» Goal of the exercise: Edit the lines from the first one through the line with "running-title: الدرر المنتثرة" so that "segment" becomes "divide", and leave everything else unchanged.

***

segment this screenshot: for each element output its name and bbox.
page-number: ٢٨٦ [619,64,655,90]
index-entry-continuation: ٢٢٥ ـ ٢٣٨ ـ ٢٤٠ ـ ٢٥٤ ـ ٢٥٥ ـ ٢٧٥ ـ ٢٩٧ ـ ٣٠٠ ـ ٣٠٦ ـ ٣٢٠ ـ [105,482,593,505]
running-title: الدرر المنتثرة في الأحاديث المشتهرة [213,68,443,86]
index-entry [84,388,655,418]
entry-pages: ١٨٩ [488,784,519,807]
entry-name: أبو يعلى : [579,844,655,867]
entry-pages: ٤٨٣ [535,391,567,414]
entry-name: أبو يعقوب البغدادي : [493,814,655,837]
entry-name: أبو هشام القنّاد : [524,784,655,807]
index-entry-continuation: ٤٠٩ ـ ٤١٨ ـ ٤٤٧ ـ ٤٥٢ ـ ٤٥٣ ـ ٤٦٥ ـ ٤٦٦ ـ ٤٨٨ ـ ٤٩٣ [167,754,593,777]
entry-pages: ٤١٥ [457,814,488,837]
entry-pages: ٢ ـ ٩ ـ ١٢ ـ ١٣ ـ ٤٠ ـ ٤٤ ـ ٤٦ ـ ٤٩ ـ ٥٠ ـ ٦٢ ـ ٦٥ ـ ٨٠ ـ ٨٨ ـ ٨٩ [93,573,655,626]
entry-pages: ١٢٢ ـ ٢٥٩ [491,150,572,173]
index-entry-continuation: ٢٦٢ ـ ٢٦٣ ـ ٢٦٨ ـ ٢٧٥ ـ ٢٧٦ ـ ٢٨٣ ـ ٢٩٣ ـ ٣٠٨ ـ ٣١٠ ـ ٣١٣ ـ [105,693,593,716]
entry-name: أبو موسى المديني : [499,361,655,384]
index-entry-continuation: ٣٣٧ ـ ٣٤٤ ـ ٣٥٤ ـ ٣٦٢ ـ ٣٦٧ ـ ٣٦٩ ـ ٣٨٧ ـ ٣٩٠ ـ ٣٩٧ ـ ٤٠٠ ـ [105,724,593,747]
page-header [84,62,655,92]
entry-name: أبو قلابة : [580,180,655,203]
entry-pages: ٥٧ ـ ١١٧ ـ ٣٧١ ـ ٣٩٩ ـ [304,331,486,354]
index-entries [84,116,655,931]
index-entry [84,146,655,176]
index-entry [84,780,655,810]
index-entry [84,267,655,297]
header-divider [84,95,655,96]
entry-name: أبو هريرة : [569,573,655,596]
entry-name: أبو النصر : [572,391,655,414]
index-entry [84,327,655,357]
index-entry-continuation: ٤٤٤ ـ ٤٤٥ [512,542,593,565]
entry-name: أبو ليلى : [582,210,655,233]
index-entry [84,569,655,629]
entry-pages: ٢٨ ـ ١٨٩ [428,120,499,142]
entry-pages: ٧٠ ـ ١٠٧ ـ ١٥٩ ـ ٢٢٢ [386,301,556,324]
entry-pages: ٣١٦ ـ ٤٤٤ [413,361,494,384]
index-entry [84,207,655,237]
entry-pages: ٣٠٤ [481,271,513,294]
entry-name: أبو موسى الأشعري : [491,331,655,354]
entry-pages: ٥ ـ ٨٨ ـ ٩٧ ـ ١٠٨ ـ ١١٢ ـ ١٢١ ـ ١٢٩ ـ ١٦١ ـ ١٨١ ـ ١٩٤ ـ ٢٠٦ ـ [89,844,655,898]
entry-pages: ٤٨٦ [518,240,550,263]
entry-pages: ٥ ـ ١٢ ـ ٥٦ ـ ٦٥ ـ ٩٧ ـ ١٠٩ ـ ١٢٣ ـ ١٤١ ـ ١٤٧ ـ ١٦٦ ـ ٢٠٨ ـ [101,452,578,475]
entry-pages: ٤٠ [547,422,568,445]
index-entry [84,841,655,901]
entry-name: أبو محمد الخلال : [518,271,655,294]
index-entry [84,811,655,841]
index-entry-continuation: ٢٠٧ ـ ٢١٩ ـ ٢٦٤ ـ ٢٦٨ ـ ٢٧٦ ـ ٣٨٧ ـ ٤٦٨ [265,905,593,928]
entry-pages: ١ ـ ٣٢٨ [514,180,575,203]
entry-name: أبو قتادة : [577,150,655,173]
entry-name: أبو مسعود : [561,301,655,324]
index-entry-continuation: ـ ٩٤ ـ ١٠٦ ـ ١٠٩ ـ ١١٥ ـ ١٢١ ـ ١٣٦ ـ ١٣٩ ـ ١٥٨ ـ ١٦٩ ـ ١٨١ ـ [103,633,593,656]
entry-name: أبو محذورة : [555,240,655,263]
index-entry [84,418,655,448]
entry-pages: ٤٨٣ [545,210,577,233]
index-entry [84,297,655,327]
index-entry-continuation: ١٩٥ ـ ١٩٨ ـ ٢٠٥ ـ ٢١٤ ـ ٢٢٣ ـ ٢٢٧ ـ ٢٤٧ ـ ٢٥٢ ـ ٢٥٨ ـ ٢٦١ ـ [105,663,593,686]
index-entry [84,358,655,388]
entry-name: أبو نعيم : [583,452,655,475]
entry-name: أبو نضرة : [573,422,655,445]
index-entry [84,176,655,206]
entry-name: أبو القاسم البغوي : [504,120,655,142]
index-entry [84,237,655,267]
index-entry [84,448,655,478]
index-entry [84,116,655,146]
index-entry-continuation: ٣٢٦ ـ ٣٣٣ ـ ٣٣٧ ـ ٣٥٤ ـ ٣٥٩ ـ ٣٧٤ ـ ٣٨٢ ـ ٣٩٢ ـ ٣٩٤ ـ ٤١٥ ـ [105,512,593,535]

***

» The reply:
divide this screenshot: for each element output its name and bbox.
page-number: ٢٨٦ [619,64,655,90]
index-entry-continuation: ٢٢٥ ـ ٢٣٨ ـ ٢٤٠ ـ ٢٥٤ ـ ٢٥٥ ـ ٢٧٥ ـ ٢٩٧ ـ ٣٠٠ ـ ٣٠٦ ـ ٣٢٠ ـ [105,482,593,505]
running-title: الدرر المنتثرة في الأحاديث المشتهرة [213,68,443,86]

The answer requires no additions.